**PROBLEM STATEMENT**
Repeat each line exactly as it is written.

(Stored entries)
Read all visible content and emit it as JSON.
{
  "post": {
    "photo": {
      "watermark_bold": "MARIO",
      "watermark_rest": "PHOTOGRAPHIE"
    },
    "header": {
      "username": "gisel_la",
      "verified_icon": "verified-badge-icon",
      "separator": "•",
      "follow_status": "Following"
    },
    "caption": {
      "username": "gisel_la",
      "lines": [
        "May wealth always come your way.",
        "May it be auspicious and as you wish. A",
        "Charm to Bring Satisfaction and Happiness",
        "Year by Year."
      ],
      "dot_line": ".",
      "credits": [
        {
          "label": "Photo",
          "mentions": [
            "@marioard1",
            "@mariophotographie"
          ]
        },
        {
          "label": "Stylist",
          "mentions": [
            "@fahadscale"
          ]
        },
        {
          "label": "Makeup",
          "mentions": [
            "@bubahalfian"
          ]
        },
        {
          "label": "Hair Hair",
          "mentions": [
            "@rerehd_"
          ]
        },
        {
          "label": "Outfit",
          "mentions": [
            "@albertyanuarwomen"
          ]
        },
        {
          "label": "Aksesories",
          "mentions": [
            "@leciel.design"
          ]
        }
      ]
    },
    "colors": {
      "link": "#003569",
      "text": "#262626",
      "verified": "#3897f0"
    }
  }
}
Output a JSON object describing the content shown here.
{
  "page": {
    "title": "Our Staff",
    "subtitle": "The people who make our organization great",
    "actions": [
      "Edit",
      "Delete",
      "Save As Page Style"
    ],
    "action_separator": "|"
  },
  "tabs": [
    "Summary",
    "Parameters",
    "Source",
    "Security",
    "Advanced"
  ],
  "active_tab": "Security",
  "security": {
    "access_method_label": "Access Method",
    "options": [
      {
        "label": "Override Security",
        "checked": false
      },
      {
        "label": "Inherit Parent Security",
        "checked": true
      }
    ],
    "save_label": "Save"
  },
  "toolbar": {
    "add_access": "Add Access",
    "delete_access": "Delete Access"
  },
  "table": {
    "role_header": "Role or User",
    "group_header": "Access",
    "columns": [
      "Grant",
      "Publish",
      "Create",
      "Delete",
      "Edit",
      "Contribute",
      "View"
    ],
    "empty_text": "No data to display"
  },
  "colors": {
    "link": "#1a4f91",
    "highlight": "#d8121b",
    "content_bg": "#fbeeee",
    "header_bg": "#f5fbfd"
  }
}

**RESPONSE FOR THIS EXERCISE**
Read all visible content and emit it as JSON.
{
  "post": {
    "photo": {
      "watermark_bold": "MARIO",
      "watermark_rest": "PHOTOGRAPHIE"
    },
    "header": {
      "username": "gisel_la",
      "verified_icon": "verified-badge-icon",
      "separator": "•",
      "follow_status": "Following"
    },
    "caption": {
      "username": "gisel_la",
      "lines": [
        "May wealth always come your way.",
        "May it be auspicious and as you wish. A",
        "Charm to Bring Satisfaction and Happiness",
        "Year by Year."
      ],
      "dot_line": ".",
      "credits": [
        {
          "label": "Photo",
          "mentions": [
            "@marioard1",
            "@mariophotographie"
          ]
        },
        {
          "label": "Stylist",
          "mentions": [
            "@fahadscale"
          ]
        },
        {
          "label": "Makeup",
          "mentions": [
            "@bubahalfian"
          ]
        },
        {
          "label": "Hair Hair",
          "mentions": [
            "@rerehd_"
          ]
        },
        {
          "label": "Outfit",
          "mentions": [
            "@albertyanuarwomen"
          ]
        },
        {
          "label": "Aksesories",
          "mentions": [
            "@leciel.design"
          ]
        }
      ]
    },
    "colors": {
      "link": "#003569",
      "text": "#262626",
      "verified": "#3897f0"
    }
  }
}
Output a JSON object describing the content shown here.
{
  "page": {
    "title": "Our Staff",
    "subtitle": "The people who make our organization great",
    "actions": [
      "Edit",
      "Delete",
      "Save As Page Style"
    ],
    "action_separator": "|"
  },
  "tabs": [
    "Summary",
    "Parameters",
    "Source",
    "Security",
    "Advanced"
  ],
  "active_tab": "Security",
  "security": {
    "access_method_label": "Access Method",
    "options": [
      {
        "label": "Override Security",
        "checked": false
      },
      {
        "label": "Inherit Parent Security",
        "checked": true
      }
    ],
    "save_label": "Save"
  },
  "toolbar": {
    "add_access": "Add Access",
    "delete_access": "Delete Access"
  },
  "table": {
    "role_header": "Role or User",
    "group_header": "Access",
    "columns": [
      "Grant",
      "Publish",
      "Create",
      "Delete",
      "Edit",
      "Contribute",
      "View"
    ],
    "empty_text": "No data to display"
  },
  "colors": {
    "link": "#1a4f91",
    "highlight": "#d8121b",
    "content_bg": "#fbeeee",
    "header_bg": "#f5fbfd"
  }
}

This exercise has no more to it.